[Extracted data entries]
──────────────────────────────

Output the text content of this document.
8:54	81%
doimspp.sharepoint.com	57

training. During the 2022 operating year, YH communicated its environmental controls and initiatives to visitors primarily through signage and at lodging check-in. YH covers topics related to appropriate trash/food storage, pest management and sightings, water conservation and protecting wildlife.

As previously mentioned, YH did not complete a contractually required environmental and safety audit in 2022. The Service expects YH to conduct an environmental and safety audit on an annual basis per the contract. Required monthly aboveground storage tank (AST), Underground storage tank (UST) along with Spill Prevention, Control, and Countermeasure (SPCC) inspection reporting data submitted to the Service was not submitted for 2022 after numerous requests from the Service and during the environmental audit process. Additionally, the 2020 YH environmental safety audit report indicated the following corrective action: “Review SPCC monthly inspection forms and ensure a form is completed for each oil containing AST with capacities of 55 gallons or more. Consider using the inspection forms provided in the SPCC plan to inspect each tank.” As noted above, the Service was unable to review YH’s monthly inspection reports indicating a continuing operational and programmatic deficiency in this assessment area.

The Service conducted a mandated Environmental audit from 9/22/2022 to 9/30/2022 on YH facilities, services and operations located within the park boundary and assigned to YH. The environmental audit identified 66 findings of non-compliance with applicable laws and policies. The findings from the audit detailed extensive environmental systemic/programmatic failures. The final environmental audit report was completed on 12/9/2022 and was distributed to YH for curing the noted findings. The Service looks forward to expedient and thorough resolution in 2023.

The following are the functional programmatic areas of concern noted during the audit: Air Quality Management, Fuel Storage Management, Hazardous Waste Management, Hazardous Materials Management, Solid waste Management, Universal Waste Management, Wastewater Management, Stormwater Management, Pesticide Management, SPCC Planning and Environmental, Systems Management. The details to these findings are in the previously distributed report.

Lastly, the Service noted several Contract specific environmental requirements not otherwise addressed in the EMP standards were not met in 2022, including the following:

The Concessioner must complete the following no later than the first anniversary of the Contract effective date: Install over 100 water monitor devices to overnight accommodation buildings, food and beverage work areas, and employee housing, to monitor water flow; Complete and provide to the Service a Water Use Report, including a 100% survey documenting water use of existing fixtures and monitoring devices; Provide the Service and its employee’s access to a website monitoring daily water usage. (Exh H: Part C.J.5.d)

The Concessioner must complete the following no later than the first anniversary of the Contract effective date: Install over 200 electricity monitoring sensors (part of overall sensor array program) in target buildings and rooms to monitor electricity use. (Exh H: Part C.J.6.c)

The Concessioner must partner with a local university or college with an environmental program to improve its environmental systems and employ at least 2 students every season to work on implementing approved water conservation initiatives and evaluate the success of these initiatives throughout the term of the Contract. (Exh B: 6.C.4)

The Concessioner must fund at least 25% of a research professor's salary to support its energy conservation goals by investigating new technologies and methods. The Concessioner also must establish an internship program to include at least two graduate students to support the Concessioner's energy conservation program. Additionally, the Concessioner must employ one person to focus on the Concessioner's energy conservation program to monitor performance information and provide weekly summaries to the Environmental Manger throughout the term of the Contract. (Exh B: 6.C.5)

──────────────────────────────

# WHAT YOU ARE ASKED TO DO
From the records above, report the count of lines containing "these" and nothing more.

# EXERCISE RESPONSE
2